- Set task 1: In the discussion of null characters in R strings, what does the last comment name as the key issue?
- Set task 2: Write a continuation of the discussion of null characters in R strings, starting after its final line.

- Document text:

● ● ● ● ●

Can R support null chars in its strings?

eddelbuettel commented 1 month ago

I think so -- utf-8, being newer, is available but you may need to enable it via a call to encoding. In the Rcpp package we have a few simple unit tests (and had them for a decade+):

// [[Rcpp::export]]
String test_String_ctor_encoding2() {
    String y("å");
    y.set_encoding(CE_UTF8);
    return y;
}
eddelbuettel commented 1 month ago

Turns out that these days it also works without the encoding call. Welcome to 2024.

> Rcpp::cppFunction('String doesThisWork() { auto s = String{"å"}; s.set_encoding(CE_UTF8); return s; }')
> doesThisWork()
[1] "å"
> Rcpp::cppFunction('String doesThisWork() { auto s = String{"å"}; return s; }')
> doesThisWork()
[1] "å"
> Rcpp::cppFunction('std::string doesThisWork() { auto s = std::string{"å"}; return s; }')
> doesThisWork()
[1] "å"
> 
lemire commented 1 month ago

@eddelbuettel How do you feel about what this guy wrote in 2021?

Capture d’écran, le 2024-07-18 à 16 36 55

It seems that he thought that null characters were not allowed. I have no idea whether he was right.

eddelbuettel commented 1 month ago

Was that 2021 post from our repo here?

I am a little fuzzy on null characters -- but they are allowed in some strings. It may require a raw string though (so we would have to convert to and from). This comes up sometimes when serializing / deserializing. Digging ...

eddelbuettel commented 1 month ago

Here is something going to same direction (i.e. raw): https://stackoverflow.com/a/55006350/23224962

But yes, R being a C-based product sticks with C vectors so nul-terminated strings make it hard/impossible to assign it to standard character variables.

lemire commented 1 month ago

Was that 2021 post from our repo here?

Yes. @rjonesey's comment was once an issue that you closed...

https://github.com/eddelbuettel/rcppsimdjson/issues/68

lemire commented 1 month ago

Or maybe the reporter closed it:

Capture d’écran, le 2024-07-18 à 17 01 15
lemire commented 1 month ago

It is just not a bug, it is a specification issue. @rjonesey is trying to load a JSON which has a string with a nul in it. Yet R does not accept strings with nuls.

So what do you do?

Note that the JSON specification is very clear, it does allow nuls. It seems that R is very clear that it does not.

eddelbuettel commented 1 month ago

The key issue is still the R parser. You can't do it at the command-line:

> a <- "\u0000"

● ● ● ● ●

- Supplied material:
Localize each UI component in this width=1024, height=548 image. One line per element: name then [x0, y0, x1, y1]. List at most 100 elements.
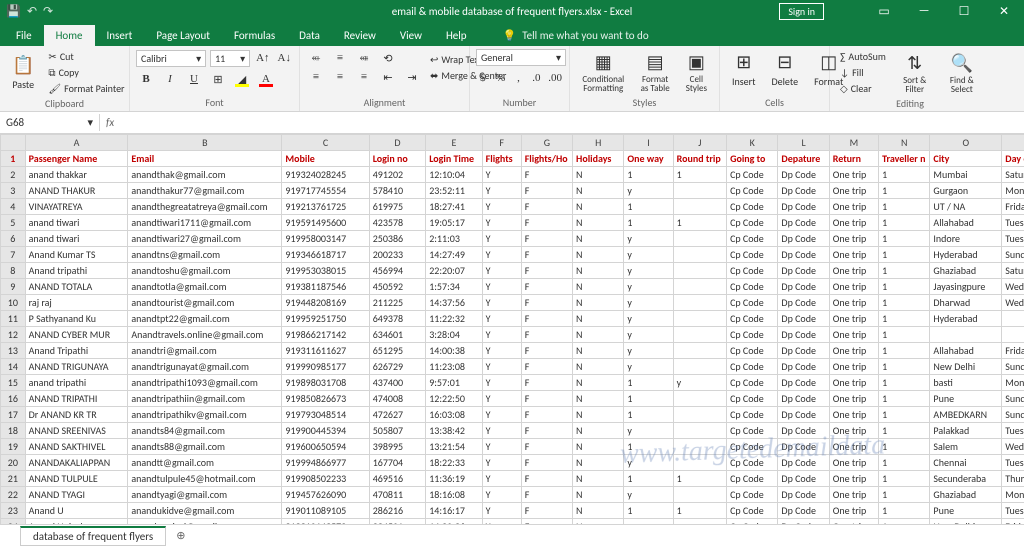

● ● ● ● ●

- Task response 1: The R parser.

- Task response 2:
Error: nul character not allowed (<input>:1:12)
>

As demonstrated in #68, "below" R in an extension library such as simdjson we can of course do whatever we want. But there is an issue in how you'd prepare any such results for return back to R in particular in an R application such as a JSON parser expected to return strings as you cannot form such strings.

So I think if we wanted to support this we'd have to "invent" a new representation. Which will of course not be portable as it will be our one-off.

So I fear the standard answer of "there are limits in what we can parse as there are limits in what we can return" still holds.

lemire commented 1 month ago

@rjonesey Given that R’s strings disallow nuls, can you elaborate on what your application is doing?

rjonesey commented 1 month ago

Sure, I'll do my best here. Please let me know if the details I provide are insufficient. The fparse function is attempting to parse a response that contains a lot of metadata from images in a cloud service. The images are from hundreds of user uploads from their mobile device using an application called Survey123, an Esri product. These images are stored in an ArcOnline feature service, a sort of cloud object custom to ArcOnline. I am attempting to load the URLs of the images from the ArcOnline feature layer to then download the images themselves. I do not know why the metadata in the images contains so many nul characters. I think it has to do with the camera/phone settnigs of the individual users, as I can select specific records, and obtain the photos, while others fail. In the current function, if one photo fails the entire function fails.

eddelbuettel commented 1 month ago

For completeness here is what the the widely-used (yet slower) jsonlite says:

> library(jsonlite)
> fromJSON(r"( { "description":"\u0000" } )")
$description
[1] ""

> fromJSON(r"( { "description":"\u" } )")
Error: lexical error: invalid (non-hex) character occurs after '\u' inside string.
                     { "description":"\u" } 
                     (right here) ------^
> fromJSON(r"( { "description":"u0000" } )")
$description
[1] "u0000"

> 
rjonesey commented 1 month ago

@JosiahParry may be able to speak more to the details and functionality. He developed the function and package being used. Thank you all.

rjonesey commented 1 month ago

For completeness here is what the the widely-used (yet slower) jsonlite says:

> library(jsonlite)
> fromJSON(r"( { "description":"\u0000" } )")
$description
[1] ""

> fromJSON(r"( { "description":"\u" } )")
Error: lexical error: invalid (non-hex) character occurs after '\u' inside string.
                     { "description":"\u" } 
                     (right here) ------^
> fromJSON(r"( { "description":"u0000" } )")
$description
[1] "u0000"

> 

Very odd. The speed up with rcppsimdjson is nice. My example is likely flawed in the second part with the \u I was going for simplicity of example, but I do not know if there are any standalone \u strings in the metadata. Reading it as an empty string as it does in the first example would be acceptable for my specific use case. But I do not know if that is acceptable here.

eddelbuettel commented 1 month ago

This may end up being a local deployment problem for you. I searched a little -- and some answer out there show using an argument 'skipNul' (or alike) where is exists (readLines, similar in data.table::fread) or advocate for a quick filter over the input data.

lemire commented 1 month ago

@rjonesey

The micro-release is now causing a new error with backslashes. But I do not know if that is acceptable here.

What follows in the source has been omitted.